### ESERCIZIO ASSEGNATO 1
Secondo l'intervista sulle sponsorizzazioni sportive della compagnia aerea, per quale motivo l'equitazione rientra fra gli sport scelti?
### ESERCIZIO ASSEGNATO 2
Prolunga l'intervista sulle sponsorizzazioni sportive della compagnia aerea, scrivendo il seguito subito dopo la sua ultima frase.

### TESTO FORNITO
★ ★ ★ ★ ★

Fra le squadre di calcio sponsorizzate dalla compagnia aerea c’è il Real Madrid (Facebook/Emirates)
Fra le squadre di calcio sponsorizzate dalla compagnia aerea c’è il Real Madrid (Facebook/Emirates)
Avete creato un ranking di discipline appetibili?

Abbiamo scoperto che i primi sei, sette sport sono il calcio, il football, il tennis, il golf, il rugby, il cricket e l’equitazione, perché è un grande sport in Medio Oriente e genera un’ottima immagine. Ci siamo resi conto che nel complesso questi sport coprono quasi tutti gli appassionati del mondo e così ci siamo mossi.

E cosa avete fatto: avete bussato alle loro porte?

Naturalmente c’è sempre da considerare il prezzo e la disponibilità, perché nelle sponsorizzazioni sportive, come in tutte le altre cose, le prime due o tre squadre sono sempre occupate, quindi bisogna scegliere bene il tempo. Siamo stati abbastanza pazienti da aspettare il momento giusto ed è questo il motivo per cui ci sono voluti forse 10 anni per costruire il nostro portfolio.

★ ★ ★ ★ ★

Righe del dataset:

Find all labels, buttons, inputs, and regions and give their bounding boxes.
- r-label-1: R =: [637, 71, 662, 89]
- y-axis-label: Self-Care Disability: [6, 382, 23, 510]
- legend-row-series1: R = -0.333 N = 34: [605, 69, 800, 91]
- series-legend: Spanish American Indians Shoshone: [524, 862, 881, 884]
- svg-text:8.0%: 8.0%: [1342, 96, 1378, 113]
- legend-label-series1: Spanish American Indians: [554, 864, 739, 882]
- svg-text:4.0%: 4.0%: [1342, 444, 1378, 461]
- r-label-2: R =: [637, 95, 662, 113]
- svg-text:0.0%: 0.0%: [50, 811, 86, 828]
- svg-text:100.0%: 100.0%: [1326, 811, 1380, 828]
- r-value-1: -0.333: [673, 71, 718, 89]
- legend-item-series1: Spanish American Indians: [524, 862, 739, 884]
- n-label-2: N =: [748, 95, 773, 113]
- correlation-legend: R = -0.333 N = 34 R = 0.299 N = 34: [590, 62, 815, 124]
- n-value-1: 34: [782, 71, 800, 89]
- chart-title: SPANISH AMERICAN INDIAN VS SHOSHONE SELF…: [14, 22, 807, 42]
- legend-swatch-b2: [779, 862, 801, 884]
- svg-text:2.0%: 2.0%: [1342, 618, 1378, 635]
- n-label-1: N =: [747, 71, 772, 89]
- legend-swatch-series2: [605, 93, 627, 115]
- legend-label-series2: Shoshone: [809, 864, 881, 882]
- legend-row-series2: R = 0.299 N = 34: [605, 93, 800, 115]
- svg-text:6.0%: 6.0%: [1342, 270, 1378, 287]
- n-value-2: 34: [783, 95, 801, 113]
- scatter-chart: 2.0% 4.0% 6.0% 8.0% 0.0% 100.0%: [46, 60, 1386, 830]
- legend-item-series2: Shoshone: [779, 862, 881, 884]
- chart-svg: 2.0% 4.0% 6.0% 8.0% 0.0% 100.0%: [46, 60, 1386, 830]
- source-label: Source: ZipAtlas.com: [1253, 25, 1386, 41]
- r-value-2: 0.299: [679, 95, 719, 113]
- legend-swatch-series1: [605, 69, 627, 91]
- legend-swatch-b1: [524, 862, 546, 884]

★ ★ ★ ★ ★

### RISPOSTA SCRITTA 1
Perché è un grande sport in Medio Oriente e genera un'ottima immagine.

### RISPOSTA SCRITTA 2
C’è differenza tra sostenere una squadra o un singolo sportivo?

Noi non sponsorizziamo singoli atleti, perché otteniamo molto di più dalle squadre. In più dal punto di vista amministrativo gestire una sola persona richiede lo stesso tempo della gestione di un club.

Emirates sposnorizza la NBA Cup, che si concluderà con una Final Four a Las Vegas (Facebook/Emirates)
Emirates sposnorizza la NBA Cup, che si concluderà con una Final Four a Las Vegas (Facebook/Emirates)
Le sponsorizzazioni hanno modalità diverse…

Dobbiamo scegliere come distribuire le nostre risorse. Dove possiamo, ci concentriamo sul prendere la maglia. Se invece non è disponibile, si fa qualcos’altro. Ad esempio, si prendono i led dello stadio, ma il vero obiettivo è la maglia. Ecco perché sponsorizziamo gli arbitri del rugby, del cricket e anche dell’NBA. Questa è un’area che più o meno ci appartiene, perché nessun’altra compagnia aerea è riuscita ad arrivarci. Abbiamo provato anche con il calcio, ma sponsorizzare gli arbitri non è parso la cosa migliore, avendo anche delle squadre. Si poteva scrivere qualcosa sulle maniche, ma sono troppo piccole perché vengano notate in televisione. La sfida più grande è individuare la misura e il posto in cui mettere il nostro nome.

Sponsorizzate anche molti eventi sportivi, danno dei buoni riscontri?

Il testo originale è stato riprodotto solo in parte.